▸ What needs to be done: Copy out the records below, word for word, from their first line through the line containing "durchschnitt-label: Durchschnitt (Samples)", with both of those lines included.

** start Data records **

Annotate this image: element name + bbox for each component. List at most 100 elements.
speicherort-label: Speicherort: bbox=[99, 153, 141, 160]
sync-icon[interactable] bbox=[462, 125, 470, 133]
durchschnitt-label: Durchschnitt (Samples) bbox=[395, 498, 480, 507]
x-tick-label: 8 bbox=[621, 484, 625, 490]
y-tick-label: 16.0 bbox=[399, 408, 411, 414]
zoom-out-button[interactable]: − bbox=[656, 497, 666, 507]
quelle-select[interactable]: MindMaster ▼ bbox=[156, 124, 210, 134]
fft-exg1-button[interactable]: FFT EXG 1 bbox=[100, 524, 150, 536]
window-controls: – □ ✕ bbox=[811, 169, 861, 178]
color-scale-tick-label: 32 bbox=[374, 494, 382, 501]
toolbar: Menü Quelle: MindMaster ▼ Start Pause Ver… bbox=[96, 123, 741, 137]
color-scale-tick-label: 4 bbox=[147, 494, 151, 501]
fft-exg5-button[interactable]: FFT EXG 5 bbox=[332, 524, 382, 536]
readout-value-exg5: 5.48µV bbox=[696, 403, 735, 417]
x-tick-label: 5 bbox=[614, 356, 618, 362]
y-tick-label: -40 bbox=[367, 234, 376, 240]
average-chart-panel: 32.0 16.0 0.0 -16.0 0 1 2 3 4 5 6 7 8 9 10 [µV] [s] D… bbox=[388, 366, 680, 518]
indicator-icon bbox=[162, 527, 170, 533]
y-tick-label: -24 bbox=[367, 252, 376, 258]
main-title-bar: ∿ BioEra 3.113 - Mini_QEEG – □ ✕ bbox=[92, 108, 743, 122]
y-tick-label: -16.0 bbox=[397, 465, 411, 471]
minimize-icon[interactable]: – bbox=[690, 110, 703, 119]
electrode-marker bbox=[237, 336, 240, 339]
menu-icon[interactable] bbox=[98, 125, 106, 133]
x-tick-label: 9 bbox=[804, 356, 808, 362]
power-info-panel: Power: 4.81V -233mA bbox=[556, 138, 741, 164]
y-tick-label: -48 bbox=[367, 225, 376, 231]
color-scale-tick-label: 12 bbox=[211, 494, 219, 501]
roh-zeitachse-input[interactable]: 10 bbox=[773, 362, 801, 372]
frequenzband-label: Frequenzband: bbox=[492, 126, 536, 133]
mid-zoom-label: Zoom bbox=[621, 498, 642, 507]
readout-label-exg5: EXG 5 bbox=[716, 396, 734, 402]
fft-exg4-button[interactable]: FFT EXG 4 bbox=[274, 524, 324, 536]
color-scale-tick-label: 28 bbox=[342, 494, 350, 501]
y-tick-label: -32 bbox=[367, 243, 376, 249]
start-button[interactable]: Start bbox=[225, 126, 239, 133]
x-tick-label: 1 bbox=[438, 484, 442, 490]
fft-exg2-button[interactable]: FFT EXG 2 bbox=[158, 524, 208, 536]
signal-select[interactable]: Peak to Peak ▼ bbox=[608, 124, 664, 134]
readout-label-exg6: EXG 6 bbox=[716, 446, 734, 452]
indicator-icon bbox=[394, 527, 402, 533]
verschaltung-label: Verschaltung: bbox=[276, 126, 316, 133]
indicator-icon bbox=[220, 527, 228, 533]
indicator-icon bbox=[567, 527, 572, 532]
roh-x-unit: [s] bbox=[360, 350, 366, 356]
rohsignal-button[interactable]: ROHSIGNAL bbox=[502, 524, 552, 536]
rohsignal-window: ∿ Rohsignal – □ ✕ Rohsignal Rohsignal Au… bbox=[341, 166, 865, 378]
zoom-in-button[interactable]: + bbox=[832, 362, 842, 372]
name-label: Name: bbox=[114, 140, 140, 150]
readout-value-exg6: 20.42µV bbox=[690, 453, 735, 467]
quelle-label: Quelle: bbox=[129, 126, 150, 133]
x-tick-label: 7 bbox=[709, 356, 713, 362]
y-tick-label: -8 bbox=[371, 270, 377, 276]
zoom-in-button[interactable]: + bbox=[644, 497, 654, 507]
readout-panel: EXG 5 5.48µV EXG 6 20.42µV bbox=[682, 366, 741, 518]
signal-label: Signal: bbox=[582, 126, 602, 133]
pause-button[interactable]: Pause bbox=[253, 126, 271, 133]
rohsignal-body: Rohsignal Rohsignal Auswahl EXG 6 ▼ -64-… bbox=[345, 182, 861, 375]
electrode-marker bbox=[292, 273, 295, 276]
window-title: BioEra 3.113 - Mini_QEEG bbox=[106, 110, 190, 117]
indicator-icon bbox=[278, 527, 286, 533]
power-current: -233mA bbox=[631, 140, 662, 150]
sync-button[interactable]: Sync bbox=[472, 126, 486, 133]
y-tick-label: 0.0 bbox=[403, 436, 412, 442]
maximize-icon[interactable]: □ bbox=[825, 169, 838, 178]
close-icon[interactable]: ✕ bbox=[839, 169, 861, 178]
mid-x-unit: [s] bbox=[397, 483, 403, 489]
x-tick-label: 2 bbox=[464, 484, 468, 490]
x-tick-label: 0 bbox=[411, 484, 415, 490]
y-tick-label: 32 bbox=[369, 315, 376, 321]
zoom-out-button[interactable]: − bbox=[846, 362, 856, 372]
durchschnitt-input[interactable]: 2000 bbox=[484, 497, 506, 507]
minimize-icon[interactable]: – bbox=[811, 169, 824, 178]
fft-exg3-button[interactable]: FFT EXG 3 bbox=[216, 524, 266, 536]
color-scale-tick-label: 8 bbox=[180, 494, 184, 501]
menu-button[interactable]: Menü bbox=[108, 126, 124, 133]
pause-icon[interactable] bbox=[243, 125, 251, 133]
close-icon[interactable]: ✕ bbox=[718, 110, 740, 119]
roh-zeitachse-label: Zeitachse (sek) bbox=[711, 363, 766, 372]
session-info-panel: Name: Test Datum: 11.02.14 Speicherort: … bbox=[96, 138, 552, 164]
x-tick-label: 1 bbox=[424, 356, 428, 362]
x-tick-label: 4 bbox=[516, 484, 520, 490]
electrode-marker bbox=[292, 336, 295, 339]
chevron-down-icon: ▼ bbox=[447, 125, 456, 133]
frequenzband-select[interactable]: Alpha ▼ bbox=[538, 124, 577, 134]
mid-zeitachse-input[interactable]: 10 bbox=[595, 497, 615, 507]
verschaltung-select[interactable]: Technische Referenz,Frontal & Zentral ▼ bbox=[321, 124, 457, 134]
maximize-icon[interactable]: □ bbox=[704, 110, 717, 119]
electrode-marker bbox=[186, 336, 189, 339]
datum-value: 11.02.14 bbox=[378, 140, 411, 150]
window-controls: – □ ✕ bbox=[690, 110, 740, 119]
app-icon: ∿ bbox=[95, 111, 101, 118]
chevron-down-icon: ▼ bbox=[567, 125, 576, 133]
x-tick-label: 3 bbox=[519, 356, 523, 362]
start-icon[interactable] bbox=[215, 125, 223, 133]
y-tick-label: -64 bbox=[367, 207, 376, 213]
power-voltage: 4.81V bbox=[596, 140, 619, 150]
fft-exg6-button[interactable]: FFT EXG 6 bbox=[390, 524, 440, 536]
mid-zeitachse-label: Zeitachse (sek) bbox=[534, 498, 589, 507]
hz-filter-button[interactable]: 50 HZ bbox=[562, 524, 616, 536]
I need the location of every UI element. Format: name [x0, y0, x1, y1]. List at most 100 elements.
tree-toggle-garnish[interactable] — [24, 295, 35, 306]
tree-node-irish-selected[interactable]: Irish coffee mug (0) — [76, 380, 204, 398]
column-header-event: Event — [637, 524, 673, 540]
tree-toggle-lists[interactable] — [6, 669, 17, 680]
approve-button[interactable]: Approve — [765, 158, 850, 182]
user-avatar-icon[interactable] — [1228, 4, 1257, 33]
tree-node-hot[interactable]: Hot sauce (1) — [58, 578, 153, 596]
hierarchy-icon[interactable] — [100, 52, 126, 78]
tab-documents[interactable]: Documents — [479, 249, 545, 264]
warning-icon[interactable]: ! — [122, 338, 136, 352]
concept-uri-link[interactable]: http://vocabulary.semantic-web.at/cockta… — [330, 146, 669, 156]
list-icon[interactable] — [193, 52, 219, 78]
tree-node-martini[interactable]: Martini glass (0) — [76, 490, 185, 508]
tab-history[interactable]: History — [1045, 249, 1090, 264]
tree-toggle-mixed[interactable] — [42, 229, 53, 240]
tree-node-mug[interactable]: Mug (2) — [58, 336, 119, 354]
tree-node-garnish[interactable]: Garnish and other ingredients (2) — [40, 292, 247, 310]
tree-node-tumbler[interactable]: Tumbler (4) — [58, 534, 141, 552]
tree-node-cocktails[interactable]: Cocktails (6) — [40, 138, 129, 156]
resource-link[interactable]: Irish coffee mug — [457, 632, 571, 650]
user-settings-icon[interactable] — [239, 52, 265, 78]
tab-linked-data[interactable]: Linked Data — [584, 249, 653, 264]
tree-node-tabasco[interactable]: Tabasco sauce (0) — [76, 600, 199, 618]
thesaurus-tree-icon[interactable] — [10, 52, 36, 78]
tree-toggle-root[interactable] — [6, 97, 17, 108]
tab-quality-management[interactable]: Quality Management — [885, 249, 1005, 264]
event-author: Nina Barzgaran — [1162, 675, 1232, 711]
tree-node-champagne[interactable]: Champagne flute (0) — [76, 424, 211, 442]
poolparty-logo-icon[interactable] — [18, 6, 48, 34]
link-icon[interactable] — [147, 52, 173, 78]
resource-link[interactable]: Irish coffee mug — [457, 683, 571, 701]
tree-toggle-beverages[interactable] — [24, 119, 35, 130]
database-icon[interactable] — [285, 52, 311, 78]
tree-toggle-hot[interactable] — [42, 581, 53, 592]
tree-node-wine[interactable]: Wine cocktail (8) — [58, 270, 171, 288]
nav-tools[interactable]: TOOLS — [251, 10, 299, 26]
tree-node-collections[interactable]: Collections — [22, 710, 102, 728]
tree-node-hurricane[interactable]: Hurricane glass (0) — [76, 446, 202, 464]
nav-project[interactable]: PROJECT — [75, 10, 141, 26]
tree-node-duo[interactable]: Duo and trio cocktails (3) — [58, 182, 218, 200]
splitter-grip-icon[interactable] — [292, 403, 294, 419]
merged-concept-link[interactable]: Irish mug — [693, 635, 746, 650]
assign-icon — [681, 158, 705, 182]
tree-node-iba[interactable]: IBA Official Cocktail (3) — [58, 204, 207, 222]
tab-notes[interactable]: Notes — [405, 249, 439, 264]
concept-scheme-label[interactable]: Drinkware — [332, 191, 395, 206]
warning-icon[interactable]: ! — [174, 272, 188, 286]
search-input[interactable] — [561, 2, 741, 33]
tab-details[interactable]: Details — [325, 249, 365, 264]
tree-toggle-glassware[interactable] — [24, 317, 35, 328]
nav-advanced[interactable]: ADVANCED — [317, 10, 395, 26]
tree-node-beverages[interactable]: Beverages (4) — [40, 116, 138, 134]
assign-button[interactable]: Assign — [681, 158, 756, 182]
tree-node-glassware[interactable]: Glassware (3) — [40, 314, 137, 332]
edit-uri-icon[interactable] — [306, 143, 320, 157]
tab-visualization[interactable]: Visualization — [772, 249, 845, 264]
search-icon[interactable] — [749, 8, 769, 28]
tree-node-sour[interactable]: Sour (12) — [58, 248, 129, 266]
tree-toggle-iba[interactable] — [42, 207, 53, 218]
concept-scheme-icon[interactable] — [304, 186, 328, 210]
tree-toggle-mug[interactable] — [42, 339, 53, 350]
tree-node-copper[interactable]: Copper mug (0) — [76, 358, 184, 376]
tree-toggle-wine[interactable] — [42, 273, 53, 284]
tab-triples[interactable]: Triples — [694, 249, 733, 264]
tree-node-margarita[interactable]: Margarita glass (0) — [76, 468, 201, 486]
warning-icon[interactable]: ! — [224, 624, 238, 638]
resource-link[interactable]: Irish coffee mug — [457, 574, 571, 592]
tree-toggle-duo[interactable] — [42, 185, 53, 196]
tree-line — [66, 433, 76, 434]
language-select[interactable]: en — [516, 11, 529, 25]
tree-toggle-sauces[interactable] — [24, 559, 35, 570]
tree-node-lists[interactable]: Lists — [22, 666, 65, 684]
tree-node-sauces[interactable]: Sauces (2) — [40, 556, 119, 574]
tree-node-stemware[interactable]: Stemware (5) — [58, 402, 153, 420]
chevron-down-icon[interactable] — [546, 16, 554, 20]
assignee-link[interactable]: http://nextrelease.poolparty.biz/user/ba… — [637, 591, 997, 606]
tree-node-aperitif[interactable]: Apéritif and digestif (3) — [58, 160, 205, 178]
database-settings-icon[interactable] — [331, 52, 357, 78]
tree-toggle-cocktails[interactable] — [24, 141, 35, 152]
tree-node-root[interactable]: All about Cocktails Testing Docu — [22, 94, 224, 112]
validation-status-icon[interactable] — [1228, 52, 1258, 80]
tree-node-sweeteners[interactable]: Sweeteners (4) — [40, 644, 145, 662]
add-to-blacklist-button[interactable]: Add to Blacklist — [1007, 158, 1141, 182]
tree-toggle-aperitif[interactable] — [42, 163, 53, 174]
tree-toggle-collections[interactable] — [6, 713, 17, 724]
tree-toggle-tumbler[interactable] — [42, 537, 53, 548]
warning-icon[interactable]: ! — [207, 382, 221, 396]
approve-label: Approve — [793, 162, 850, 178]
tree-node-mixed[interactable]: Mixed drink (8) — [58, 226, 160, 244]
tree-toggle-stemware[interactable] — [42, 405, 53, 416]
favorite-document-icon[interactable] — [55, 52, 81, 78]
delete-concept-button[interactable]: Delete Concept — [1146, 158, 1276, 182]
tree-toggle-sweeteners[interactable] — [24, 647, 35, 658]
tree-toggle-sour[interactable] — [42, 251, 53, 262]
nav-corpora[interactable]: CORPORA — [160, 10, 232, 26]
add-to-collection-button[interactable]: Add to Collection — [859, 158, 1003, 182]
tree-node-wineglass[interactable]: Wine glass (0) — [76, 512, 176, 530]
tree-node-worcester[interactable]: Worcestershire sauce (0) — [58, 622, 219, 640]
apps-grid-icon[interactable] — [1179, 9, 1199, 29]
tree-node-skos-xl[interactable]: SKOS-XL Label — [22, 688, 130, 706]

** end Data records **

▸ Task solution:
Annotate this image: element name + bbox for each component. List at most 100 elements.
speicherort-label: Speicherort: bbox=[99, 153, 141, 160]
sync-icon[interactable] bbox=[462, 125, 470, 133]
durchschnitt-label: Durchschnitt (Samples) bbox=[395, 498, 480, 507]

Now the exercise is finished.